Texto fornecido.
········
No caso do BCE, acha que a subida dos juros está a ser demasiado rápida e a ir demasiado longe?

Provavelmente estão bem agora, mas estou preocupado com aqueles que dizem que precisamos ter outra subida de 75 pontos base ou algo do género. Se olhar para as previsões anunciadas em março pelo BCE, apontam para uma queda da inflação para 2,8% no final deste ano e para 2,7% no final do ano que vem. Com uma meta de inflação de 2%, isso é muito bom.

Um novo aumento de 25 pontos base parece-me bem [como acabou por acontecer na semana passada], mas se continuarem a aumentar nas reuniões seguintes, como alguns acham que deve ser feito, será um aperto muito dramático da política monetária. Acho que o BCE deveria parar e olhar em volta para ver o que acontece.

É, então, apologista de uma desaceleração do ritmo de subidas nos juros por parte do BCE.

Sim. Isto é como a caça de submarinos na Segunda Guerra Mundial. Enviavam um sinal acústico sob o oceano e descobriam que havia ali um. E então começavam a avançar a toda velocidade sobre o local. Mas ao fazer isso, deixavam de ouvi-lo e ficavam “cegos” durante algum tempo. Até que paravam, o barulho do motor desaparecia e então começavam a ouvir novamente o submarino. Com a política monetária é a mesma coisa. Acho que deviam parar, ver os dados que chegam e, se virem que a inflação continua teimosamente alta, três meses depois podem retomar. Não devem continuar a subir reunião após reunião. É preciso parar e ouvir.

Sendo que há um efeito retardado nas mudanças de política monetária. Quando espera que o maior aperto será realmente sentido pelas pessoas?

O pico de impacto será sentido cerca de quatro trimestres depois. Esta é a minha leitura das evidências empíricas e da investigação feita. O BCE começou a fazê-lo em julho do ano passado, por isso suspeito que será na segunda metade deste ano que realmente vamos sentir os efeitos do aperto da política monetária. Por agora é muito cedo para esperarmos ver muito [desse impacto]. A inflação tende a reagir muito lentamente, como o mercado de trabalho, que tende a ajustar-se muito lentamente e a ficar para trás num ciclo mais amplo. Onde se espera que esse aperto se reflita mais rapidamente é nos empréstimos à habitação ou nos preços de imóveis.

E quando é que assistiremos ao impacto no desempenho das economias europeias?

A economia vai começar a desacelerar no segundo semestre deste ano, algo impulsionado pelo mercado e pelo investimento imobiliário. É com isso que estou preocupado. E não acontecerá só na Europa, claro, mas em vários outros países [noutras geografias]. Acredito que a segunda metade do ano será muito diferente: certamente teremos uma recessão nos EUA no segundo semestre de 2023 e isso vai-se espalhar para a Zona Euro.

O Goldman Sachs antecipou numa nota recente que a Zona Euro não vai cair este ano numa recessão.

Pode acontecer no ano que vem. Se continuarmos a apertar a política monetária, a aumentar as taxas de juros em mais 75 pontos base, a probabilidade de uma recessão em algumas partes da zona euro é muito grande.

Preocupa-me que, continuando a aumentar as taxas de juros, em algum lugar e de alguma forma veremos outras instituições financeiras [colapsar]. E pode não ser um banco. Pode ser outro tipo de investidor de grande escala, como um hedge fund.
········
Informação registada.
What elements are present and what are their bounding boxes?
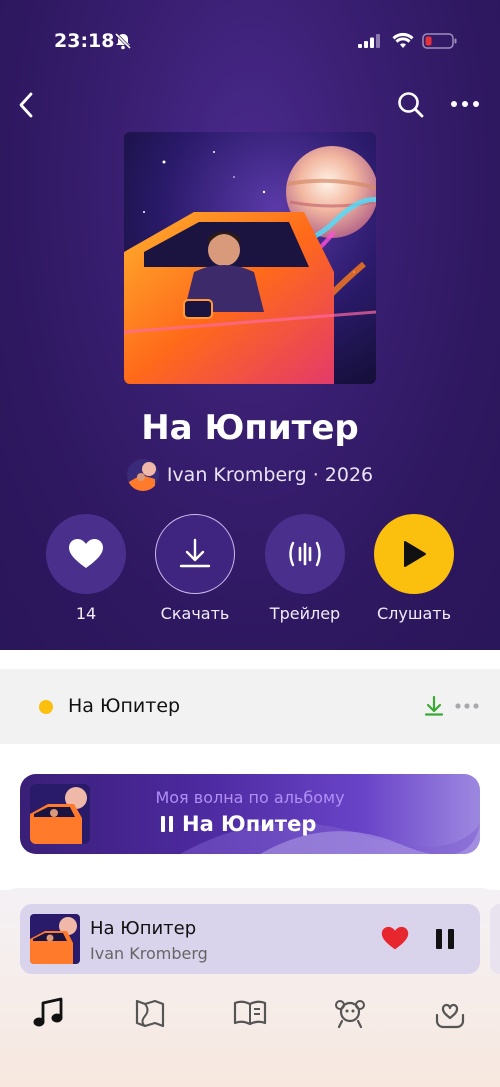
trailer-button[interactable] — [265, 514, 345, 594]
artist-name-year: Ivan Kromberg · 2026 — [166, 464, 374, 486]
track-more-button[interactable] — [454, 702, 480, 710]
signal-icon — [358, 34, 380, 48]
tab-book-icon[interactable] — [232, 995, 268, 1031]
status-bar: 23:18 — [0, 22, 500, 62]
wave-title: На Юпитер — [182, 812, 317, 836]
track-title: На Юпитер — [68, 695, 181, 717]
wave-title-row: На Юпитер — [160, 812, 316, 836]
muted-bell-icon — [114, 32, 132, 50]
tab-kids-icon[interactable] — [332, 995, 368, 1031]
tab-music-note-icon[interactable] — [30, 995, 66, 1031]
battery-icon — [422, 33, 457, 49]
next-card-peek[interactable] — [490, 904, 500, 974]
tab-heart-box-icon[interactable] — [432, 995, 468, 1031]
wave-subtitle: Моя волна по альбому — [155, 788, 345, 807]
back-button[interactable] — [12, 88, 42, 122]
like-button[interactable] — [46, 514, 126, 594]
download-button[interactable] — [155, 514, 235, 594]
album-cover — [124, 132, 376, 384]
downloaded-icon — [424, 695, 444, 716]
mini-pause-button[interactable] — [434, 928, 456, 950]
heart-icon — [69, 539, 103, 568]
album-wave-banner[interactable]: Моя волна по альбому На Юпитер — [20, 774, 480, 854]
download-label: Скачать — [160, 604, 230, 623]
play-button[interactable] — [374, 514, 454, 594]
wifi-icon — [392, 32, 414, 48]
album-title: На Юпитер — [141, 408, 359, 448]
play-label: Слушать — [376, 604, 452, 623]
download-icon — [179, 538, 211, 568]
now-playing-indicator — [39, 700, 53, 714]
mini-player-artist: Ivan Kromberg — [90, 944, 208, 963]
mini-like-button[interactable] — [381, 926, 409, 951]
mini-player[interactable] — [20, 904, 480, 974]
search-button[interactable] — [396, 90, 426, 120]
clock: 23:18 — [54, 30, 115, 52]
artist-info[interactable]: Ivan Kromberg · 2026 — [0, 458, 500, 492]
track-row[interactable]: На Юпитер — [0, 669, 500, 744]
trailer-label: Трейлер — [269, 604, 341, 623]
pause-icon — [161, 816, 173, 832]
more-options-button[interactable] — [450, 96, 480, 112]
artist-avatar — [126, 459, 159, 491]
like-count: 14 — [75, 604, 97, 623]
play-icon — [404, 541, 426, 567]
mini-player-title: На Юпитер — [90, 918, 197, 939]
trailer-icon — [289, 541, 321, 567]
tab-map-icon[interactable] — [132, 995, 168, 1031]
mini-player-cover — [30, 914, 80, 964]
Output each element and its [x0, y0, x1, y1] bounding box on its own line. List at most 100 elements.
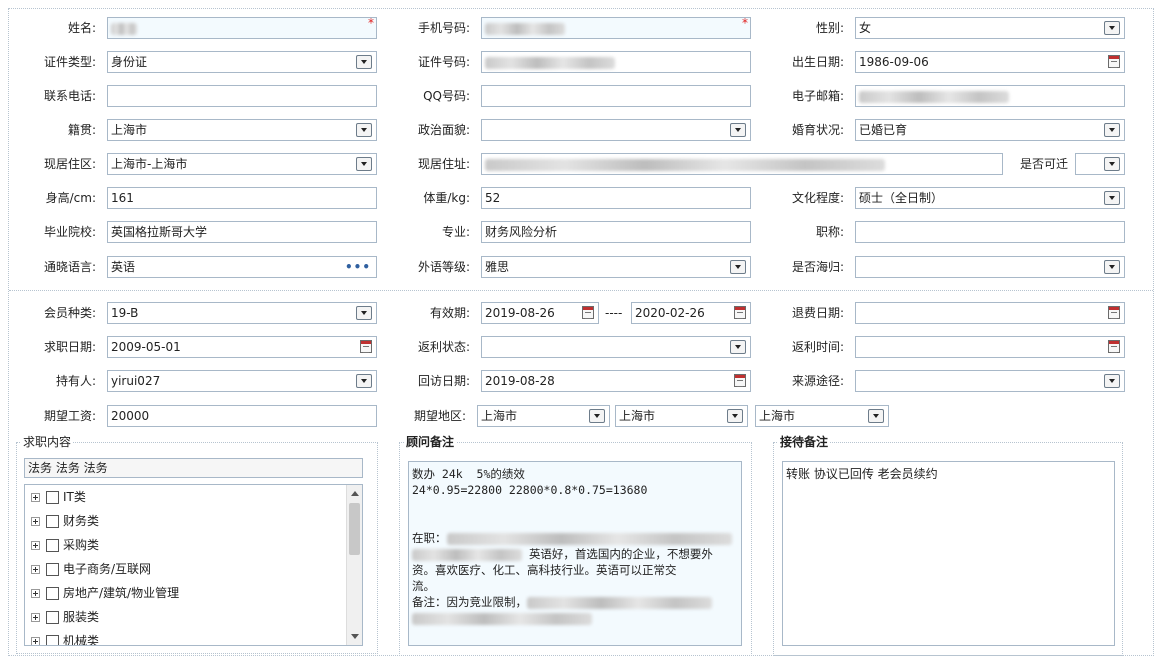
········
Problema proposto 1. Segundo a entrevista, ao fim de quanto tempo será sentido o pico de impacto do aperto da política monetária?
Problema proposto 2. Indique, para cada afirmação, se está de acordo com a entrevista, respondendo sim ou não e citando as palavras decisivas. (a) As previsões anunciadas pelo BCE em março apontam para uma inflação de 2,8% no final deste ano. (b) A pessoa entrevistada considera excessivo um novo aumento de 25 pontos base. (c) A pessoa entrevistada prevê uma recessão nos EUA no primeiro semestre de 2023.

Resposta final 1. Cerca de quatro trimestres depois.

Resposta final 2.
(a) Sim: «apontam para uma queda da inflação para 2,8% no final deste ano».
(b) Não: «Um novo aumento de 25 pontos base parece-me bem».
(c) Não: «certamente teremos uma recessão nos EUA no segundo semestre de 2023».